● **DIRECTIONS FOR THIS TASK**: From the listing below, extract every line containing "подготовка".

Source records
..........

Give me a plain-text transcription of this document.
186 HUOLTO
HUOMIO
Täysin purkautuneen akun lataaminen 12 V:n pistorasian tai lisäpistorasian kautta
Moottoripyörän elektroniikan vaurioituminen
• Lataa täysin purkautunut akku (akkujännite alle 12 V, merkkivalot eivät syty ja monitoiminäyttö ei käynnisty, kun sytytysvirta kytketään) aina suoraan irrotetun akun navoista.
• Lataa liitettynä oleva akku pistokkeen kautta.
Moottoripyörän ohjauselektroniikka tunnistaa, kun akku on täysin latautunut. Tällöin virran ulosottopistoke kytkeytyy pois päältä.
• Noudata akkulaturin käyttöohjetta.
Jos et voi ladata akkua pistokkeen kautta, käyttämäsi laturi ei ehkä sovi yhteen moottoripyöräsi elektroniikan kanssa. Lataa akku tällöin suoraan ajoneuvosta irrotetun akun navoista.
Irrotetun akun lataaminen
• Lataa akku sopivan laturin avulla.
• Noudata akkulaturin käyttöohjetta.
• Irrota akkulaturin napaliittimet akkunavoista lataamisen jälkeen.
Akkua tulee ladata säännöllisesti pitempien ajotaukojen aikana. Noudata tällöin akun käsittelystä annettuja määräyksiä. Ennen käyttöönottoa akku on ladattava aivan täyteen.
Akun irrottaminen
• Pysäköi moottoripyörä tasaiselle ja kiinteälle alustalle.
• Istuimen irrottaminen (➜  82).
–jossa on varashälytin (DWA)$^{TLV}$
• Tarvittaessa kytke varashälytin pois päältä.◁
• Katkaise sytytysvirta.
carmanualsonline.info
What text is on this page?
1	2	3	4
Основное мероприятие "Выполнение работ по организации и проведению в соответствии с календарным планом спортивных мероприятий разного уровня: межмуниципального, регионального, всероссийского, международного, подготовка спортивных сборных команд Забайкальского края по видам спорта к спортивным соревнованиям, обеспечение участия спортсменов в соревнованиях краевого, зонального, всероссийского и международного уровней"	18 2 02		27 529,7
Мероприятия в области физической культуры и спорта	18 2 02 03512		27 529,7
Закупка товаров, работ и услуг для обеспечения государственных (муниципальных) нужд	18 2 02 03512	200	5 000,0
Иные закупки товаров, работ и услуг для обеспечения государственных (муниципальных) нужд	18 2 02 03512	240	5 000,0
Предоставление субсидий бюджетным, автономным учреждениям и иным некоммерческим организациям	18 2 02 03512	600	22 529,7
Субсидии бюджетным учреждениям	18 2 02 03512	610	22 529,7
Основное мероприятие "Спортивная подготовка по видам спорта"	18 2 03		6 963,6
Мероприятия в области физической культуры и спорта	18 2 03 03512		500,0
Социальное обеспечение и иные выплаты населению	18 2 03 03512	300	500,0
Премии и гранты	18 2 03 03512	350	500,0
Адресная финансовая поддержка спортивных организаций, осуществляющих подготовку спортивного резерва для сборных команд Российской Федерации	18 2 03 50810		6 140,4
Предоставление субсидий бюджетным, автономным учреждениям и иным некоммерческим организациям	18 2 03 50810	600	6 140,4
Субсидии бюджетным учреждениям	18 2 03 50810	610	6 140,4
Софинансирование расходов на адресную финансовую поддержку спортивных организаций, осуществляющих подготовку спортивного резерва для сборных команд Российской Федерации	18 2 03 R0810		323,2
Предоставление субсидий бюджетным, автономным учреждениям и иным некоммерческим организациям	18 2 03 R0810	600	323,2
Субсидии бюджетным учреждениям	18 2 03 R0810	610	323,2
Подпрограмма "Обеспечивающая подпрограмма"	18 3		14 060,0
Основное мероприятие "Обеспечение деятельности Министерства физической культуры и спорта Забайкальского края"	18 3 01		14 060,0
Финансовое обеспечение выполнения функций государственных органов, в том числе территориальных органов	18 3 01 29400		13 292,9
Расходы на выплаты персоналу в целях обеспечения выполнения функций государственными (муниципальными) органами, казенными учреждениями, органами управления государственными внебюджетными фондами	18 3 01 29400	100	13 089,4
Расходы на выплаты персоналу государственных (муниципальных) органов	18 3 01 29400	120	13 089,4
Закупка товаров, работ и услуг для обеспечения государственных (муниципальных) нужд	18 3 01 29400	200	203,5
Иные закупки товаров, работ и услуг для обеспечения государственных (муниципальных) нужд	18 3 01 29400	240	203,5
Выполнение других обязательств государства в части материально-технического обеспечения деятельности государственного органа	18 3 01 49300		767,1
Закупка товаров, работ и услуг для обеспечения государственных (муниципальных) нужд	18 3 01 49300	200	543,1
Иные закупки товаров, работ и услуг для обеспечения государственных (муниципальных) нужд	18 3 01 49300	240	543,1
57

..........

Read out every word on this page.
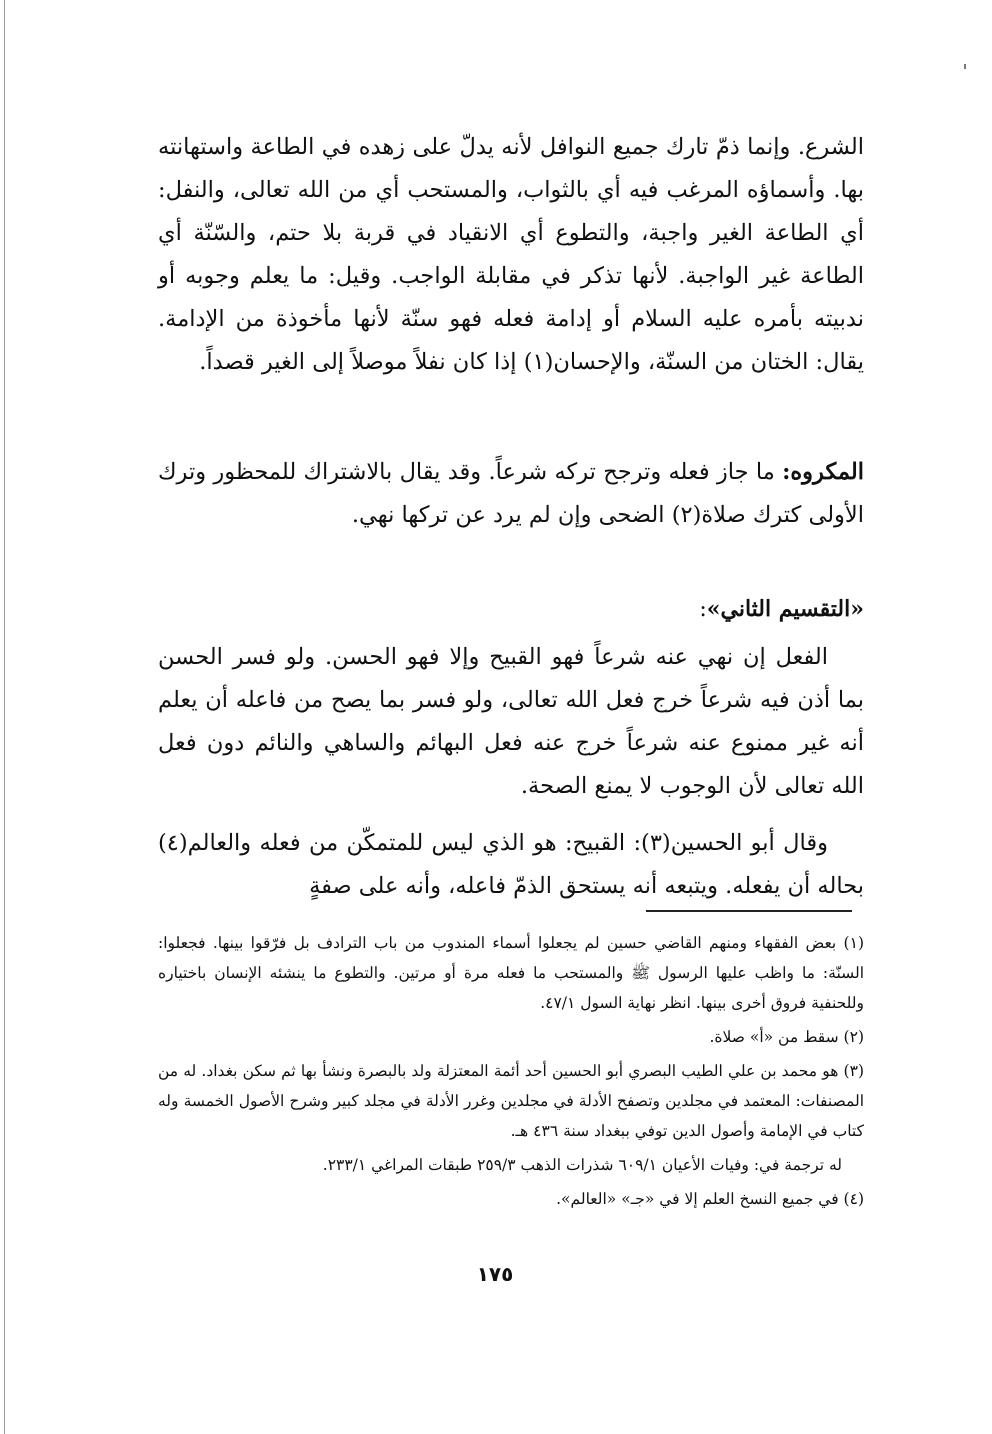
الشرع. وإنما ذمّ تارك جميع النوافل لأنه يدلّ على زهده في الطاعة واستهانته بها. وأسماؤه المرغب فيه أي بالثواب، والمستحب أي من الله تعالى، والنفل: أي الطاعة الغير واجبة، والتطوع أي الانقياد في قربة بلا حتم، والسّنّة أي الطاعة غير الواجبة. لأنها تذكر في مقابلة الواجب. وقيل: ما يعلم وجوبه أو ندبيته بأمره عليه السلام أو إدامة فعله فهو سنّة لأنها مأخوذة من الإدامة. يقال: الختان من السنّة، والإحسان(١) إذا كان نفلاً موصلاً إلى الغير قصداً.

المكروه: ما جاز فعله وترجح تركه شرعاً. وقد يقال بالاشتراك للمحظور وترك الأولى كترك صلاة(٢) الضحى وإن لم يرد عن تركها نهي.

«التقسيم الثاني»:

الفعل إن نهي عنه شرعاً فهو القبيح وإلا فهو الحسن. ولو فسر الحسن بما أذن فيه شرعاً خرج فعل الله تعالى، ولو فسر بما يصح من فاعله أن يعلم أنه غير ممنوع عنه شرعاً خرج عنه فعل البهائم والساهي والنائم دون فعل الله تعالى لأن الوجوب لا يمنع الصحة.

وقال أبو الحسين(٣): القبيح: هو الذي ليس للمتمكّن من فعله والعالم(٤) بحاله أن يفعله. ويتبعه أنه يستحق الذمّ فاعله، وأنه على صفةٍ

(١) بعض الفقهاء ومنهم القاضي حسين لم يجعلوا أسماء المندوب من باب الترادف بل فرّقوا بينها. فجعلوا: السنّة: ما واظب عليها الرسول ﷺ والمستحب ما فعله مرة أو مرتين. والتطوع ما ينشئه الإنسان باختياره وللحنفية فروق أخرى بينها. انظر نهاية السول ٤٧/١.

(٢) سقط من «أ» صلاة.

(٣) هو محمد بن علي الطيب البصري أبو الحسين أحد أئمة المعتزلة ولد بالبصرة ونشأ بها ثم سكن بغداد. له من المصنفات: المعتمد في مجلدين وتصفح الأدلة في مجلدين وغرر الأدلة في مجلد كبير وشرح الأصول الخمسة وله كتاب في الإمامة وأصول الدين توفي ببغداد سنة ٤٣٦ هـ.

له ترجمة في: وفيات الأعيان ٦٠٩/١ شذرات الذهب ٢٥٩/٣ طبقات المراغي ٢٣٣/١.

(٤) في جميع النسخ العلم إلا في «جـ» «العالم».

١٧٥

..........

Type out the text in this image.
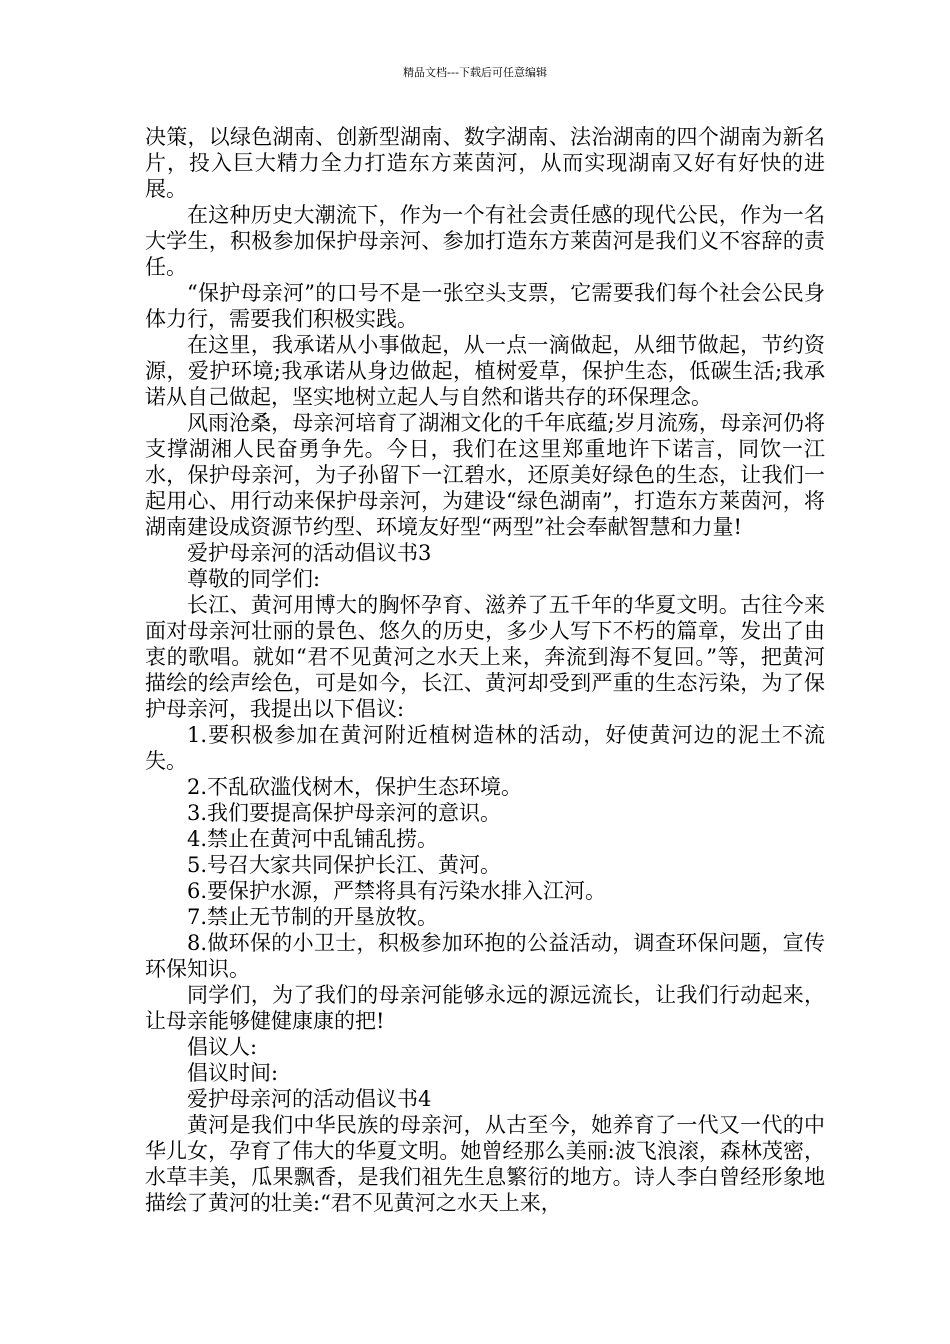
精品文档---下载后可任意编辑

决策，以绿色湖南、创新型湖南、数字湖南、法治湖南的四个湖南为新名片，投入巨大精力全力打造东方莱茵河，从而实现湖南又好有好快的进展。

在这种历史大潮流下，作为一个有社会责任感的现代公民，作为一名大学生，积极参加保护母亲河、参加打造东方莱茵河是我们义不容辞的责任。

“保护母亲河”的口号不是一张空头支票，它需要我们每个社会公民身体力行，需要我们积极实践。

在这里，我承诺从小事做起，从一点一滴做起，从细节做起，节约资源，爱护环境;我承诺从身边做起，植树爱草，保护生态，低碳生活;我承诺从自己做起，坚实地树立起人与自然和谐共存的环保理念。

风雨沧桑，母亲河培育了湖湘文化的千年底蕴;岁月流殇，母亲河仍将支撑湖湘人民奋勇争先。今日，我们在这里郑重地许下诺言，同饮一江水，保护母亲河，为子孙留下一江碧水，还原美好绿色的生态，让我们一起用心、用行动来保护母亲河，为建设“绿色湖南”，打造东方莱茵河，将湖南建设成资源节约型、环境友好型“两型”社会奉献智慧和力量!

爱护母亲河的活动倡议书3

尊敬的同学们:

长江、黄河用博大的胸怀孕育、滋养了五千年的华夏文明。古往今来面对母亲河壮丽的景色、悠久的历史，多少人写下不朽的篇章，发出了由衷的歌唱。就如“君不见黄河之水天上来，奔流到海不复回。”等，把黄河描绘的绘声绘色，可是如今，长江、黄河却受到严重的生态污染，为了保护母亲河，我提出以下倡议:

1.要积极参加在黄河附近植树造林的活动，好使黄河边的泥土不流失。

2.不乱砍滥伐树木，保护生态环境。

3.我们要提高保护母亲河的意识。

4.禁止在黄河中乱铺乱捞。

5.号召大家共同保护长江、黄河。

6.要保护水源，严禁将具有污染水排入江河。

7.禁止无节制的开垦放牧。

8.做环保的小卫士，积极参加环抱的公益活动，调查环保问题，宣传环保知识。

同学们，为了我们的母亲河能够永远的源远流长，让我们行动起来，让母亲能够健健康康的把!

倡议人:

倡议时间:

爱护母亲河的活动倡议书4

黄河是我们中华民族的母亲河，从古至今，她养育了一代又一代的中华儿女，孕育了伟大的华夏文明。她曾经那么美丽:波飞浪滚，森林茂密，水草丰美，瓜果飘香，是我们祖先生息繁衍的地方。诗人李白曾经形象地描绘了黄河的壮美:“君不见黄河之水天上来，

..........

● **WRITTEN REPLY**:
Основное мероприятие "Выполнение работ по организации и проведению в соответствии с календарным планом спортивных мероприятий разного уровня: межмуниципального, регионального, всероссийского, международного, подготовка спортивных сборных команд Забайкальского края по видам спорта к спортивным соревнованиям, обеспечение участия спортсменов в соревнованиях краевого, зонального, всероссийского и международного уровней"	18 2 02		27 529,7
Основное мероприятие "Спортивная подготовка по видам спорта"	18 2 03		6 963,6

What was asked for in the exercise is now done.